Start of ENTRIES

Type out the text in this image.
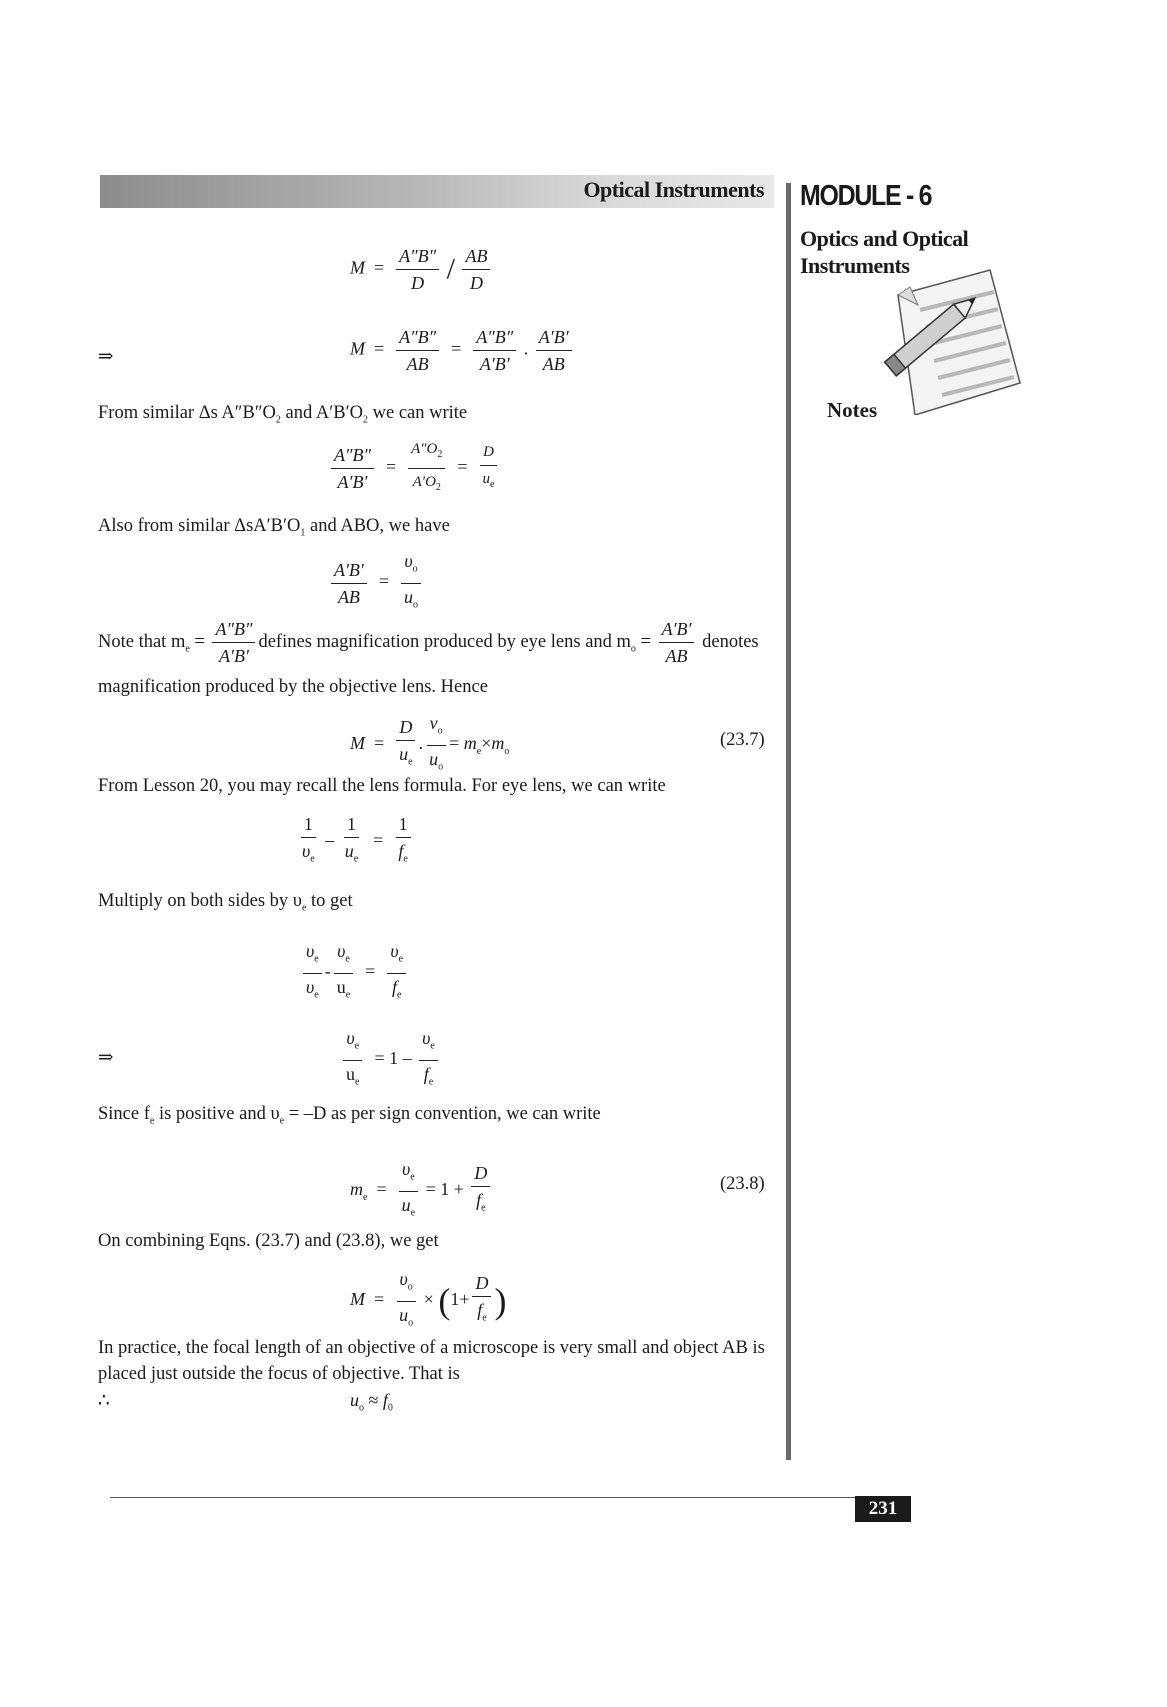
Optical Instruments MODULE - 6
Optics and Optical
Instruments
Notes
$M = \frac{A''B''}{D} / \frac{AB}{D}$
⇒	$M = \frac{A''B''}{AB} = \frac{A''B''}{A'B'}$ . $\frac{A'B'}{AB}$
From similar Δs $A''B''O_2$ and $A'B'O_2$ we can write
$\frac{A''B''}{A'B'} = \frac{A''O_2}{A'O_2} = \frac{D}{u_e}$
Also from similar $\Delta sA'B'O_1$ and ABO, we have
$\frac{A'B'}{AB} = \frac{\upsilon_o}{u_o}$
Note that $m_e = \frac{A''B''}{A'B'}$ defines magnification produced by eye lens and $m_o = \frac{A'B'}{AB}$ denotes
magnification produced by the objective lens. Hence
$M = \frac{D}{u_e}$ . $\frac{v_o}{u_o} = m_e\times m_o$
(23.7)
From Lesson 20, you may recall the lens formula. For eye lens, we can write
$\frac{1}{\upsilon_e} - \frac{1}{u_e} = \frac{1}{f_e}$
Multiply on both sides by $\upsilon_e$ to get
$\frac{\upsilon_e}{\upsilon_e} - \frac{\upsilon_e}{u_e} = \frac{\upsilon_e}{f_e}$
⇒	$\frac{\upsilon_e}{u_e} = 1 - \frac{\upsilon_e}{f_e}$
Since $f_e$ is positive and $\upsilon_e = -D$ as per sign convention, we can write
$m_e = \frac{\upsilon_e}{u_e} = 1 + \frac{D}{f_e}$	(23.8)
On combining Eqns. (23.7) and (23.8), we get
$M = \frac{\upsilon_o}{u_o} \times (1+ \frac{D}{f_e}$ )
In practice, the focal length of an objective of a microscope is very small and object AB is
placed just outside the focus of objective. That is
∴	$u_o \approx f_0$
231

End of ENTRIES

# STATED EXERCISE:
Copy all lines in the listing above where the string "similar" appears.

# EXERCISE RESULT:
From similar Δs $A''B''O_2$ and $A'B'O_2$ we can write
Also from similar $\Delta sA'B'O_1$ and ABO, we have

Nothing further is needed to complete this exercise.